▸ RECORDS PROVIDED
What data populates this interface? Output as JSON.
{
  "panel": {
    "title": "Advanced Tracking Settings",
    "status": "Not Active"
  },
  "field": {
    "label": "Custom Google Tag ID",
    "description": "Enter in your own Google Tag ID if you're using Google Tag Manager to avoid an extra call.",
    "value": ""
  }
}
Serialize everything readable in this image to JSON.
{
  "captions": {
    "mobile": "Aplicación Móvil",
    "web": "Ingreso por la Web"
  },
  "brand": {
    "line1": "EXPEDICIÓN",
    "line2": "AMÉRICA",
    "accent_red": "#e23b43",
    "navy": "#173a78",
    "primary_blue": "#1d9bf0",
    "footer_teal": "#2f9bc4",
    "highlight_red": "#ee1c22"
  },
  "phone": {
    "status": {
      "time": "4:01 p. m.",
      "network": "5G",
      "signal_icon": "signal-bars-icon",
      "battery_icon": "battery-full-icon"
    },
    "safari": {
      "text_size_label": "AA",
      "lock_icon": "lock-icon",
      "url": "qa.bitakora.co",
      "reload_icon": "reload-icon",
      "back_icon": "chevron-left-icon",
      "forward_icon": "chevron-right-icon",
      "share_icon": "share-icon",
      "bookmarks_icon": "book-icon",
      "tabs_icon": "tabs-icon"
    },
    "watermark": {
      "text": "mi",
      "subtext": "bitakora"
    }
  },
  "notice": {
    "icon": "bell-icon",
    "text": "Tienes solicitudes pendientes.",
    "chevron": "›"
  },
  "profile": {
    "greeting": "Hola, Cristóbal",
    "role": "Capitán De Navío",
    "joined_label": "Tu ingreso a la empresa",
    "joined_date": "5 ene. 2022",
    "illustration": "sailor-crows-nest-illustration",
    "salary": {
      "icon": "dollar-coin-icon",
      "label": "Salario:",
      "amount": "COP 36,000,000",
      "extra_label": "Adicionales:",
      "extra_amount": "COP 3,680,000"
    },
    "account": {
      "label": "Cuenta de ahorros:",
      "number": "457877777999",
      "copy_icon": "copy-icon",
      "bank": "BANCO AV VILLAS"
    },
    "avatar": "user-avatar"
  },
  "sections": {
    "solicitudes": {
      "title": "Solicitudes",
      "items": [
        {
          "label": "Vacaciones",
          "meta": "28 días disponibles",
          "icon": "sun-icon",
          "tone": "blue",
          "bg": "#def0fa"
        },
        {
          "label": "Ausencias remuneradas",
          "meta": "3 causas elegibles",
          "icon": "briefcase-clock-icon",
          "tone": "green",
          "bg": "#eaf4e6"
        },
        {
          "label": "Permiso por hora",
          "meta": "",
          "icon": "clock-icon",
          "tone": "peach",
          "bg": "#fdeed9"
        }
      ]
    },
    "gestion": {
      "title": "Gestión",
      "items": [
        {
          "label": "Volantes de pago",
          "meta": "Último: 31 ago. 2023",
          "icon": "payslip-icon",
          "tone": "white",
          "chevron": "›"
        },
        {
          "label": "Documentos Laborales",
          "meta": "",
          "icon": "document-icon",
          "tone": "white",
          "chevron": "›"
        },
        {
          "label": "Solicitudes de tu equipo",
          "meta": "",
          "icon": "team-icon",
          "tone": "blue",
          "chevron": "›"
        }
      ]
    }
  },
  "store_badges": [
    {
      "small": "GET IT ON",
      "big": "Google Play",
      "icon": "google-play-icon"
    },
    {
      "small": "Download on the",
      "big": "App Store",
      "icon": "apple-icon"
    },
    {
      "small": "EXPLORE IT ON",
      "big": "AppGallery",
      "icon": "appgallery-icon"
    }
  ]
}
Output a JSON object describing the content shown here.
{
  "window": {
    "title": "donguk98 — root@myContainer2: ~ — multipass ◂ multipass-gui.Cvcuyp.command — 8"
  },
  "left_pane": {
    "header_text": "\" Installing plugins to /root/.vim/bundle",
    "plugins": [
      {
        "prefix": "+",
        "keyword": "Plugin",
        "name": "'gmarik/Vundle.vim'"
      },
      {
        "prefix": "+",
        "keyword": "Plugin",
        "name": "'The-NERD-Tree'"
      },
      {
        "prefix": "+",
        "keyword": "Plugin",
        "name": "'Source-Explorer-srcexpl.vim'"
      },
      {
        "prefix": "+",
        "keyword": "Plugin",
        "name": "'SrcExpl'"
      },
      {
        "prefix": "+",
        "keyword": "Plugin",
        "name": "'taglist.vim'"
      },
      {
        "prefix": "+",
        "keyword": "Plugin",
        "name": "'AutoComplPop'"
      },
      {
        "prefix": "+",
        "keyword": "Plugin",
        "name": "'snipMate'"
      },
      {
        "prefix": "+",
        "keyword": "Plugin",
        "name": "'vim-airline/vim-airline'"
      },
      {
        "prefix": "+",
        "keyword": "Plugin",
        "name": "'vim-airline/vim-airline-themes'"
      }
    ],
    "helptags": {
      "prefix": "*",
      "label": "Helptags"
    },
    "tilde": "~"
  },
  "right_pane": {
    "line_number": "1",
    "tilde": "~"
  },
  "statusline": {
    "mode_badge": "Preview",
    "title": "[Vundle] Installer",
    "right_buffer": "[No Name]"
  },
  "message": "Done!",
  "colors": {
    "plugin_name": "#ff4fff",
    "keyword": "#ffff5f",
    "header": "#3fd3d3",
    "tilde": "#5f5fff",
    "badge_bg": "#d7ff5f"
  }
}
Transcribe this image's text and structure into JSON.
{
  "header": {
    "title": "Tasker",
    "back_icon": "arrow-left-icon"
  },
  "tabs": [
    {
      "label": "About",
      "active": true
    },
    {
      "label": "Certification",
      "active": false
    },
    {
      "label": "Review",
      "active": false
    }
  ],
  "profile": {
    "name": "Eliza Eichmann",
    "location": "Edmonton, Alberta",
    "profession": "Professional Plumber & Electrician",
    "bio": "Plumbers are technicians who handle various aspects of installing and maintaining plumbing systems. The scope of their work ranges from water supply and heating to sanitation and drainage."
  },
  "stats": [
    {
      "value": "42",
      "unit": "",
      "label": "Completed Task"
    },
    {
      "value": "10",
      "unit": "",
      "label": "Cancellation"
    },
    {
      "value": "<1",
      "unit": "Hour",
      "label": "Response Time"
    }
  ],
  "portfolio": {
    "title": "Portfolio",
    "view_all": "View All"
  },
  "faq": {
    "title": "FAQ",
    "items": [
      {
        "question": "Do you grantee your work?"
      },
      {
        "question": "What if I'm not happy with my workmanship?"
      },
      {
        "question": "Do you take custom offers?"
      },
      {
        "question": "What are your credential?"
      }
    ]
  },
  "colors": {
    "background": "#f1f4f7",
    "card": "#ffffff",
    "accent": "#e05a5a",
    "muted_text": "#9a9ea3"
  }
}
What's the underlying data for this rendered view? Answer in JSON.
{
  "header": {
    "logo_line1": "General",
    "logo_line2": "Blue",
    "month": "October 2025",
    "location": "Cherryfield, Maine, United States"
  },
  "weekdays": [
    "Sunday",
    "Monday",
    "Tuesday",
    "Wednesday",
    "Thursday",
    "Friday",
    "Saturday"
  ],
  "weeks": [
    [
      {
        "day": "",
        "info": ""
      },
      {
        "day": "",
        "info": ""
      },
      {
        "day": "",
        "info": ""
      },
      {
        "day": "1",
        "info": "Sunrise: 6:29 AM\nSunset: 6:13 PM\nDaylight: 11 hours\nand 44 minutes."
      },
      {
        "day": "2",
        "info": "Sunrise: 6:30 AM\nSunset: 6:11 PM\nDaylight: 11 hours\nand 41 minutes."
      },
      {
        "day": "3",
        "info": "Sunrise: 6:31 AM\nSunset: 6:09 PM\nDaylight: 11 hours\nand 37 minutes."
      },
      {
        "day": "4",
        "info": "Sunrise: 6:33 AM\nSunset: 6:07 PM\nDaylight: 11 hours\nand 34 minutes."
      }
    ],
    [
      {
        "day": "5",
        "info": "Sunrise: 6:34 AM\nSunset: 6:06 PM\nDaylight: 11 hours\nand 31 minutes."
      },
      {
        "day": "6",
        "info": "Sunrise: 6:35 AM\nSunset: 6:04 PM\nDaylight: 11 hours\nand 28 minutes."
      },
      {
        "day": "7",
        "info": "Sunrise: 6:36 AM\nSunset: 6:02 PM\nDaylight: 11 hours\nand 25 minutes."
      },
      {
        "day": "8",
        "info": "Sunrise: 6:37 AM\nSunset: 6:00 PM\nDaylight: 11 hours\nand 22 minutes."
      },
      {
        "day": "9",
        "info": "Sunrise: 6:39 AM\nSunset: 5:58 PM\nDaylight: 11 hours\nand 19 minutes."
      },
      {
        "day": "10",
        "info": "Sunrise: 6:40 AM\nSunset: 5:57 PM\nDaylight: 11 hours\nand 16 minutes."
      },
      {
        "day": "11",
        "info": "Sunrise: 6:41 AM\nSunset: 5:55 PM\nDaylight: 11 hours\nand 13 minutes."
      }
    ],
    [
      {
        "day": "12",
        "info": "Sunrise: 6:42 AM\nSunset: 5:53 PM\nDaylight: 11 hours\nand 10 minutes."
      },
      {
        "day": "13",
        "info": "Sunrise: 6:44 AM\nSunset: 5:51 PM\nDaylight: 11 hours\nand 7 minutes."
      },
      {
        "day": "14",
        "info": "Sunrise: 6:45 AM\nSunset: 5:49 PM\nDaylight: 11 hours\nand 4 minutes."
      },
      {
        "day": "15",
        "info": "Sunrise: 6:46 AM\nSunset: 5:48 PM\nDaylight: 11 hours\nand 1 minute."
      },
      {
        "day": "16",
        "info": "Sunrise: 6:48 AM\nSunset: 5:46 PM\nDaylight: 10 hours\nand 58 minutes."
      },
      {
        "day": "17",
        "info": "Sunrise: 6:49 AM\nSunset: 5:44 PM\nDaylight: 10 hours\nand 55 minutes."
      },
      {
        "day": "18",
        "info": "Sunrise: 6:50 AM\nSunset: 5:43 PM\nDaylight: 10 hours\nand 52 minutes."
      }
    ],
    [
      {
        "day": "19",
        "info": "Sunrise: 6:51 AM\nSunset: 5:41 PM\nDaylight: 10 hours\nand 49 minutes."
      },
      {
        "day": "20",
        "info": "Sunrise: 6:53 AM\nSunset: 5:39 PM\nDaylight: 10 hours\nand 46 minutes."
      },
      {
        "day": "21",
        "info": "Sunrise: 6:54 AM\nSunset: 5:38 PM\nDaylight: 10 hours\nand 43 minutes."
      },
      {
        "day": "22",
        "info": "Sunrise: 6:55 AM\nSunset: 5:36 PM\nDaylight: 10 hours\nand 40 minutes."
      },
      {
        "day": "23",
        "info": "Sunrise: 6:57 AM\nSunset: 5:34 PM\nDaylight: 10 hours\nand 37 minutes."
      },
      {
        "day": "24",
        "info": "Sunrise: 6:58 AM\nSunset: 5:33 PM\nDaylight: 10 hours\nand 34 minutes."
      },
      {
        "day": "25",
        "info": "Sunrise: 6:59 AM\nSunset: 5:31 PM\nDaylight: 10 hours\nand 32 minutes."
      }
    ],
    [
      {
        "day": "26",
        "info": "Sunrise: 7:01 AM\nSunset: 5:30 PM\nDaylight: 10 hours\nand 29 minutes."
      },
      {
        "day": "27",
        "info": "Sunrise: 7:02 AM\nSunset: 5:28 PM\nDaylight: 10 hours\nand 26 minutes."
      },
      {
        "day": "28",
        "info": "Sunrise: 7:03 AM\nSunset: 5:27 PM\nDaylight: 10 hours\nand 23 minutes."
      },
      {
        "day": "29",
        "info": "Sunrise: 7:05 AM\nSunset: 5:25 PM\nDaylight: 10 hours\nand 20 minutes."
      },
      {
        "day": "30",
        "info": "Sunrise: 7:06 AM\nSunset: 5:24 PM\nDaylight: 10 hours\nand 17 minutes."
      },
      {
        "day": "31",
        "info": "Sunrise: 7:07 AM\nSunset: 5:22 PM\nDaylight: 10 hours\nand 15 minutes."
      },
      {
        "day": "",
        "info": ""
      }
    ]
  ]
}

▸ GIVEN PROBLEM
Tell how many lines of the records above hold the string "data". Give no other text.

▸ TASK RESPONSE
2